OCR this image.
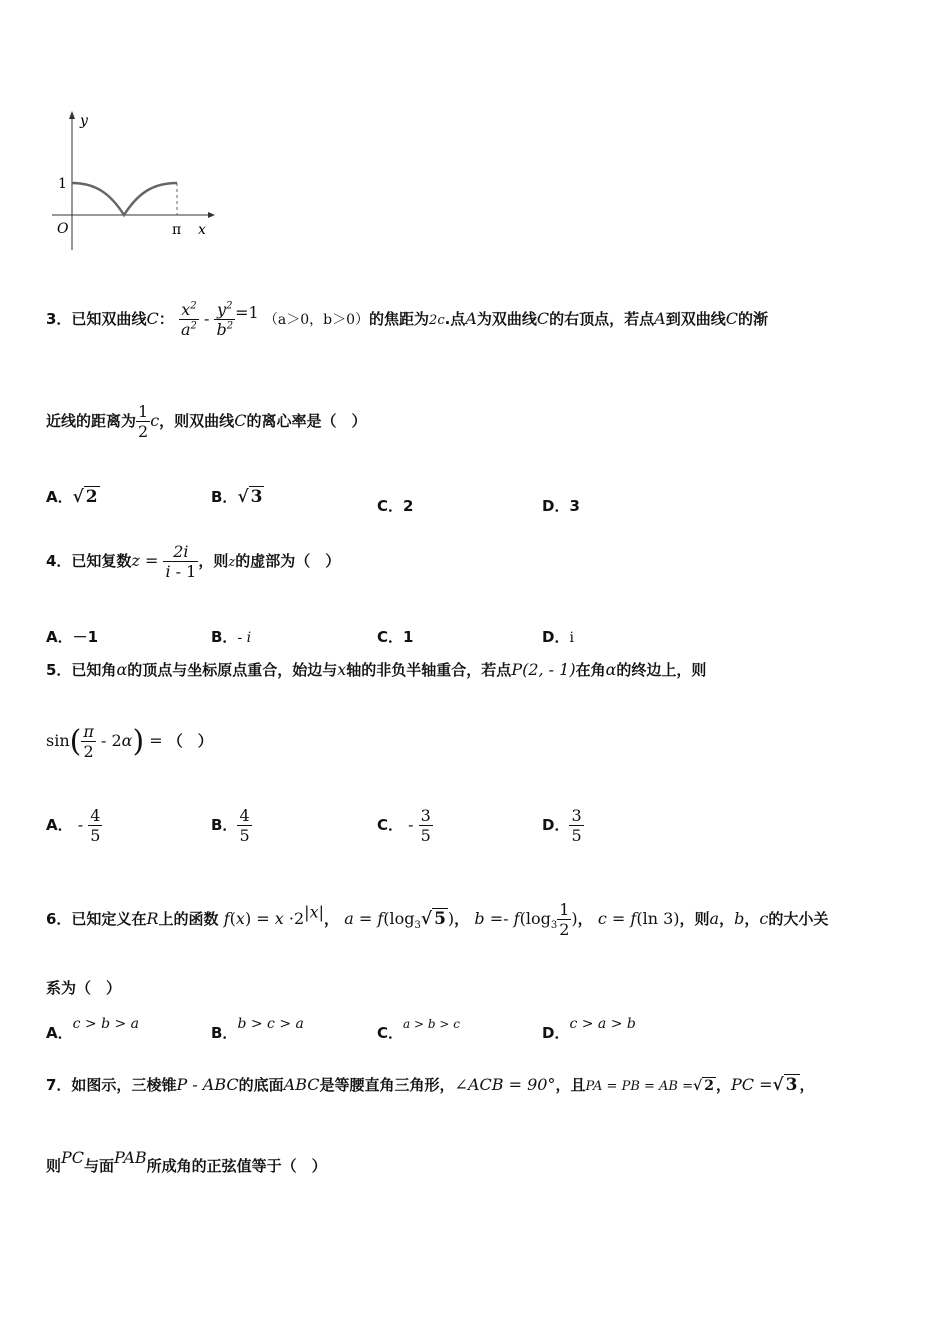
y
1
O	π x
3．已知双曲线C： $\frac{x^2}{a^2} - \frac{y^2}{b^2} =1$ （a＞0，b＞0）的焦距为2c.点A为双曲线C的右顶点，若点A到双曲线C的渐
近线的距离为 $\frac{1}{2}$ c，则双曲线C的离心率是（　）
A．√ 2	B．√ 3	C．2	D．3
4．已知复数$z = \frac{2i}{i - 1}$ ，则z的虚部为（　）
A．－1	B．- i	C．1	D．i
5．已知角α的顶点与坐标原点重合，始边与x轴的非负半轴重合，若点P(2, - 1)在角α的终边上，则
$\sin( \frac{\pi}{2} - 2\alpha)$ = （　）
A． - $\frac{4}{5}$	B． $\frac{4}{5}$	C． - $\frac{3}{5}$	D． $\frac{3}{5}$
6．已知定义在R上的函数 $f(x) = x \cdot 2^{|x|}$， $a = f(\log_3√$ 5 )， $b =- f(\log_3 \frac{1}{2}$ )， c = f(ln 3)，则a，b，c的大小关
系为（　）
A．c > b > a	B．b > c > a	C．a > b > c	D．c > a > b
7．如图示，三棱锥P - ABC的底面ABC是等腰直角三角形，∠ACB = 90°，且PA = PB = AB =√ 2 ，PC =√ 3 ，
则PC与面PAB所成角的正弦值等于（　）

────────────────

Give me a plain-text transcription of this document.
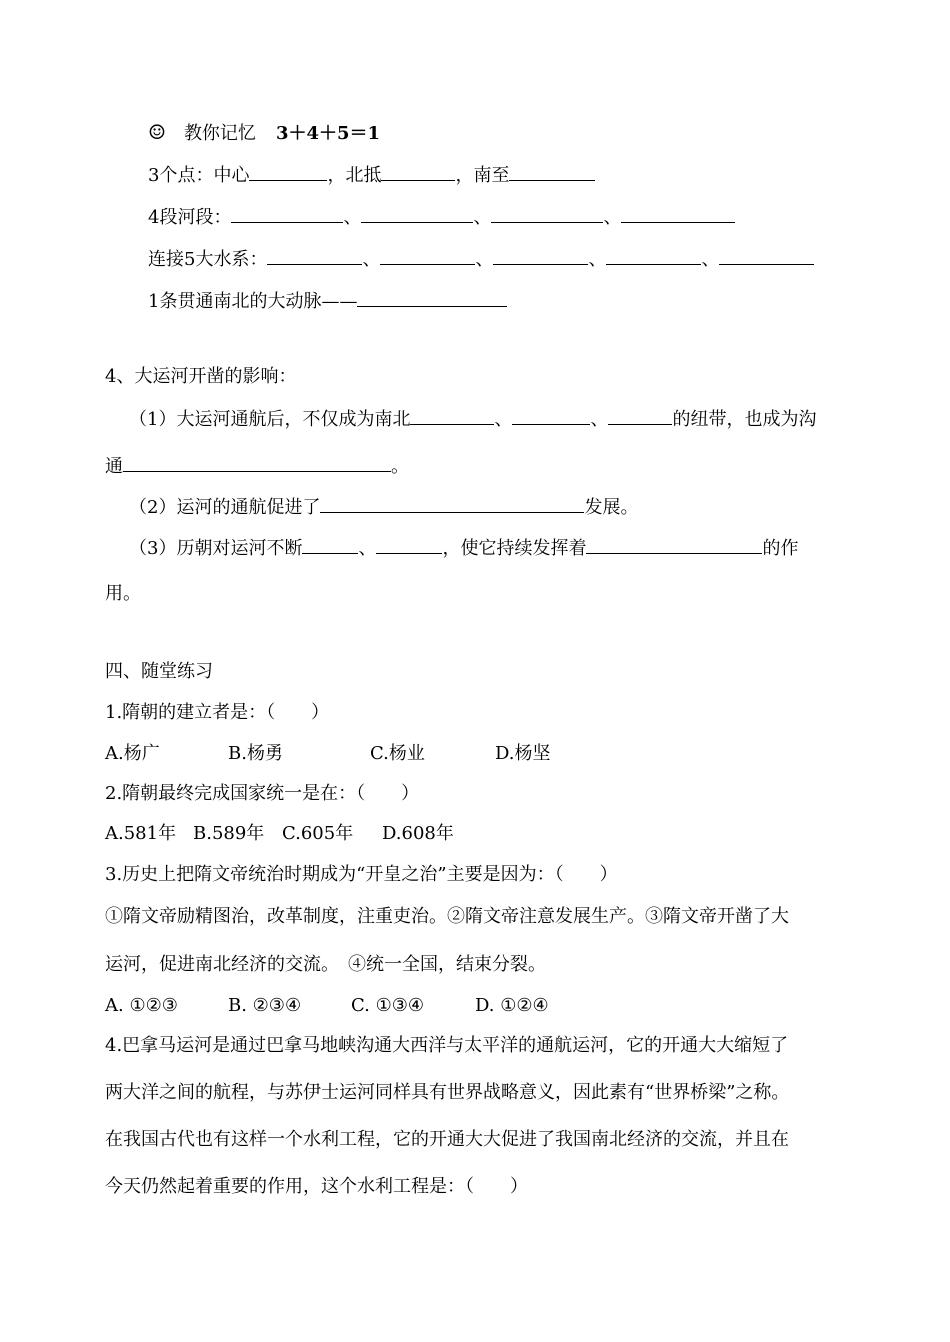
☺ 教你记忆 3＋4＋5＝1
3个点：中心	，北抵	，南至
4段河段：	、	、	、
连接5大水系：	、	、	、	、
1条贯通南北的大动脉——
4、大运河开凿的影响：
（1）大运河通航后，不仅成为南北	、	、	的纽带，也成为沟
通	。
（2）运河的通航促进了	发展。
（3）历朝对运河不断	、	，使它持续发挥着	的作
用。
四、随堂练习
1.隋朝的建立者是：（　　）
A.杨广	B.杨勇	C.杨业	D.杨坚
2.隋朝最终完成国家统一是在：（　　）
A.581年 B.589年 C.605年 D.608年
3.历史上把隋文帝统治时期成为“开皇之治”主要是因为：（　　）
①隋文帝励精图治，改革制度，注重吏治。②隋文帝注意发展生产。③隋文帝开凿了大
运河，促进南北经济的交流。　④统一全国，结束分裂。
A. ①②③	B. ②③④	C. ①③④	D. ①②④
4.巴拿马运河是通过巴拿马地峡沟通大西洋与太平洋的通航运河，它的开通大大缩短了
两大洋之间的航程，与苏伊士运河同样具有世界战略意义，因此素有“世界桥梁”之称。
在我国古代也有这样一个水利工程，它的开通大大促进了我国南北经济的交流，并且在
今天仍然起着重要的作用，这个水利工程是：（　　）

────────────────

Go through the material line by line. Show each line that contains the string "frac".

= Exercise answer =
3．已知双曲线C： $\frac{x^2}{a^2} - \frac{y^2}{b^2} =1$ （a＞0，b＞0）的焦距为2c.点A为双曲线C的右顶点，若点A到双曲线C的渐
近线的距离为 $\frac{1}{2}$ c，则双曲线C的离心率是（　）
4．已知复数$z = \frac{2i}{i - 1}$ ，则z的虚部为（　）
$\sin( \frac{\pi}{2} - 2\alpha)$ = （　）
A． - $\frac{4}{5}$	B． $\frac{4}{5}$	C． - $\frac{3}{5}$	D． $\frac{3}{5}$
6．已知定义在R上的函数 $f(x) = x \cdot 2^{|x|}$， $a = f(\log_3√$ 5 )， $b =- f(\log_3 \frac{1}{2}$ )， c = f(ln 3)，则a，b，c的大小关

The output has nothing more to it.